- _GIVEN DATA_
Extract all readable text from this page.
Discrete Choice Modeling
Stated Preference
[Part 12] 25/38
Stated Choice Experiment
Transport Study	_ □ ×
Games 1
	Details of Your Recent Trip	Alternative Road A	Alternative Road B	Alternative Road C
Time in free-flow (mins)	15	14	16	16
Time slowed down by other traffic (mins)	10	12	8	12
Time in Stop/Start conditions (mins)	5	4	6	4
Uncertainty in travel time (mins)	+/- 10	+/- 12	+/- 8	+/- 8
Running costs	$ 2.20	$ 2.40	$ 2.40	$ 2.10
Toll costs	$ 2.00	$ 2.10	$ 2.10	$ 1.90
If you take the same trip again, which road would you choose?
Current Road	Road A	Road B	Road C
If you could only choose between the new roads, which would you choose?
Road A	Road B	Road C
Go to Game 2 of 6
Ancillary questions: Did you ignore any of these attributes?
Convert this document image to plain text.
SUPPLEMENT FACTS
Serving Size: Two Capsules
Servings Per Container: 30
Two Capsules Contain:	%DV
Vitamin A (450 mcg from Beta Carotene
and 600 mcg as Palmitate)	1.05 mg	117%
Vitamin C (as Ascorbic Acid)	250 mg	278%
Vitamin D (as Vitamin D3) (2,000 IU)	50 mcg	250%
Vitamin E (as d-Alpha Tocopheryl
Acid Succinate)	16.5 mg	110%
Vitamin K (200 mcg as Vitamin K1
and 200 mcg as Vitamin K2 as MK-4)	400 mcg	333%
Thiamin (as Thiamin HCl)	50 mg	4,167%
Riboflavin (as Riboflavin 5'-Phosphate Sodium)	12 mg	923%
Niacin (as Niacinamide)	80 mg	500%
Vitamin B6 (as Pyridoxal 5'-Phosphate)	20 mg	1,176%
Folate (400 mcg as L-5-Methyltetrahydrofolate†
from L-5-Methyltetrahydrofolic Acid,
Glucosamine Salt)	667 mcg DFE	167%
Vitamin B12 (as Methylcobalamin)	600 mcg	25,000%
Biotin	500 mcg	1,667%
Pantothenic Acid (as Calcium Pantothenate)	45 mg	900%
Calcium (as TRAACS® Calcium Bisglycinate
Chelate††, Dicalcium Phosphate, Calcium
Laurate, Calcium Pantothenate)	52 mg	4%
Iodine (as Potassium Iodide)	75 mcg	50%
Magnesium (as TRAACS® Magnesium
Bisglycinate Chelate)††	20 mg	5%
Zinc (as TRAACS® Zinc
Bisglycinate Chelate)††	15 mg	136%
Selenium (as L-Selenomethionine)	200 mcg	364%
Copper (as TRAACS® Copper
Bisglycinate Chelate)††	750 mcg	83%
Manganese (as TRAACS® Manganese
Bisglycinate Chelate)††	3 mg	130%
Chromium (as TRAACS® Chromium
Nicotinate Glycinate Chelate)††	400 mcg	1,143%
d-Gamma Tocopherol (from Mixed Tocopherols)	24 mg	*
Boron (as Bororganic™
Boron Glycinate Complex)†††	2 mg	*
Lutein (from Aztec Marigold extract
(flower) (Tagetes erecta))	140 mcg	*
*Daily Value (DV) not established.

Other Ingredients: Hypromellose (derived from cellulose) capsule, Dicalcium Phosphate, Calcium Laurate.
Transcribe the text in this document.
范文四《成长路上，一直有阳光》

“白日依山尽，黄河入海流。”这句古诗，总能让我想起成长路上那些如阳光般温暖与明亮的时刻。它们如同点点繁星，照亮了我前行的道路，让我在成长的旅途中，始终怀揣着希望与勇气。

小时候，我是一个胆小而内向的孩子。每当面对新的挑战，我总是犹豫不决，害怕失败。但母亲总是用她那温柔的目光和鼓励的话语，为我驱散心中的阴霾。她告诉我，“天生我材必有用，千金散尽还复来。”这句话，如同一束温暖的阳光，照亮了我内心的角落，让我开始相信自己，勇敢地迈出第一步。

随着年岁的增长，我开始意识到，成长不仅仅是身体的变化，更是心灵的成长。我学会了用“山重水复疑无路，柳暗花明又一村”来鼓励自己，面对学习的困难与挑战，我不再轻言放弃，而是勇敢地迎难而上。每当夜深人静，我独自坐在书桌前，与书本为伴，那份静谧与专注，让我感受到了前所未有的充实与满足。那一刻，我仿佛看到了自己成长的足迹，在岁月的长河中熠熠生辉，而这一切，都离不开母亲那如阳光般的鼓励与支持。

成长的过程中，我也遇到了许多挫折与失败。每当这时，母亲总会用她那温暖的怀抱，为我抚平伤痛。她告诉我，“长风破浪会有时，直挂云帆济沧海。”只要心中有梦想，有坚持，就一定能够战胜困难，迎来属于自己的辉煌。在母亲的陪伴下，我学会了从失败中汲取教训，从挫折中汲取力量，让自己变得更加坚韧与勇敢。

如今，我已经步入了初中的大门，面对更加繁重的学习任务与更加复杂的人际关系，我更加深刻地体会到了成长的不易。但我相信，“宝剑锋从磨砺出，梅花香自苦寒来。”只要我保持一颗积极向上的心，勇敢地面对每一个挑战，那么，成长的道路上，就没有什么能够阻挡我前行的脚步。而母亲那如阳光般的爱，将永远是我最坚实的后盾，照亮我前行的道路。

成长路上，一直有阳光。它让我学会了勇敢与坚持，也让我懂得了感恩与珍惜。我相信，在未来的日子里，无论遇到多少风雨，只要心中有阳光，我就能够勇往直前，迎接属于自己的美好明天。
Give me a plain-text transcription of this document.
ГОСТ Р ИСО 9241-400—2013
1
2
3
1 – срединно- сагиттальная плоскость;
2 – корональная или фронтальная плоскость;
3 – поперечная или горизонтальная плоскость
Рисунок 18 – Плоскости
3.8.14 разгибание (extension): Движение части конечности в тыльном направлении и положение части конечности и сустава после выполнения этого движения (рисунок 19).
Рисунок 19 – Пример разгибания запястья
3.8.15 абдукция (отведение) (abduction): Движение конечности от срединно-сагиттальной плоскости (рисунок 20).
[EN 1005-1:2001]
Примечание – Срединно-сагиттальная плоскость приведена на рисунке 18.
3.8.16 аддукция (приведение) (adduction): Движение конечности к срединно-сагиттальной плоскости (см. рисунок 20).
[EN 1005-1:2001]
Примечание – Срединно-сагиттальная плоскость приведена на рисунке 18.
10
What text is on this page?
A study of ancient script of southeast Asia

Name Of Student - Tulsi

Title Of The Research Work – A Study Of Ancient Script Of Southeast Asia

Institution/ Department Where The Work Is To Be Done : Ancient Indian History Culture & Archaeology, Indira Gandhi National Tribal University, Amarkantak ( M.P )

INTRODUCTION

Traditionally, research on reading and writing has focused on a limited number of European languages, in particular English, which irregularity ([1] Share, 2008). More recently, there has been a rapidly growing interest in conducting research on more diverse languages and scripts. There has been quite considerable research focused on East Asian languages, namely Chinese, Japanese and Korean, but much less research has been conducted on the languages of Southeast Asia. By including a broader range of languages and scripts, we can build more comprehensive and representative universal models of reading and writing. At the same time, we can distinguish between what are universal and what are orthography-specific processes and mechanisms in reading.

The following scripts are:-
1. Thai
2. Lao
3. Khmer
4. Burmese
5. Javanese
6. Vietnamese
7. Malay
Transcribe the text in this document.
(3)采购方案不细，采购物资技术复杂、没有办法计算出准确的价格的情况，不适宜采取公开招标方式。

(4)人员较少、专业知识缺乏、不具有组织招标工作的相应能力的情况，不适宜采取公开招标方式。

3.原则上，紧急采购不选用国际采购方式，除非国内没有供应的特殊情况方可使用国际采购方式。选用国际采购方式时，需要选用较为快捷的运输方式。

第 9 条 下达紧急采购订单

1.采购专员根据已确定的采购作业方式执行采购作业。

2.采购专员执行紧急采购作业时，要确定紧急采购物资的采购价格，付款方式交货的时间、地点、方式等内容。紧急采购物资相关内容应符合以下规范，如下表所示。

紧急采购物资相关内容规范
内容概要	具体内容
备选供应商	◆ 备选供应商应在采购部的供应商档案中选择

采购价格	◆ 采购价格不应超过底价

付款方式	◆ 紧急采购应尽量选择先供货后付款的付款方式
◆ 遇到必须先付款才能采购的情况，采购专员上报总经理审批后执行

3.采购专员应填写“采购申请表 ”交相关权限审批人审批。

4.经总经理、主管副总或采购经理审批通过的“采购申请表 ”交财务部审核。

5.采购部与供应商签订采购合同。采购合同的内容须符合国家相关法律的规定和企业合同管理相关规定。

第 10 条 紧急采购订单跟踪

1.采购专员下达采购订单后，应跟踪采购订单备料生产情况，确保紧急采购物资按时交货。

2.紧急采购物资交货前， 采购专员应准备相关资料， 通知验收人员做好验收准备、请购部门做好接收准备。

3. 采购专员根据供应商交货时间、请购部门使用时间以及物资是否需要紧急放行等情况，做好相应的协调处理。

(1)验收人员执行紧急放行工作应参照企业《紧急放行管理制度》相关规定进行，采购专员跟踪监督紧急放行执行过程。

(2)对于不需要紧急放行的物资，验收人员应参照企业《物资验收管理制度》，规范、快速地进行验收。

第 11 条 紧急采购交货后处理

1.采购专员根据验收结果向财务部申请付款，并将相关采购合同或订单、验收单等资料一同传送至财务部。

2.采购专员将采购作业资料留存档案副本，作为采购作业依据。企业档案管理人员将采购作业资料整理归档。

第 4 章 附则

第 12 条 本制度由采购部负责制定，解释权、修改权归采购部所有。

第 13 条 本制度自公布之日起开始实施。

- _THE TASK_
Look through the records and gather every line containing "TRAACS".

- _SOLVED PROBLEM_
Calcium (as TRAACS® Calcium Bisglycinate
Magnesium (as TRAACS® Magnesium
Zinc (as TRAACS® Zinc
Copper (as TRAACS® Copper
Manganese (as TRAACS® Manganese
Chromium (as TRAACS® Chromium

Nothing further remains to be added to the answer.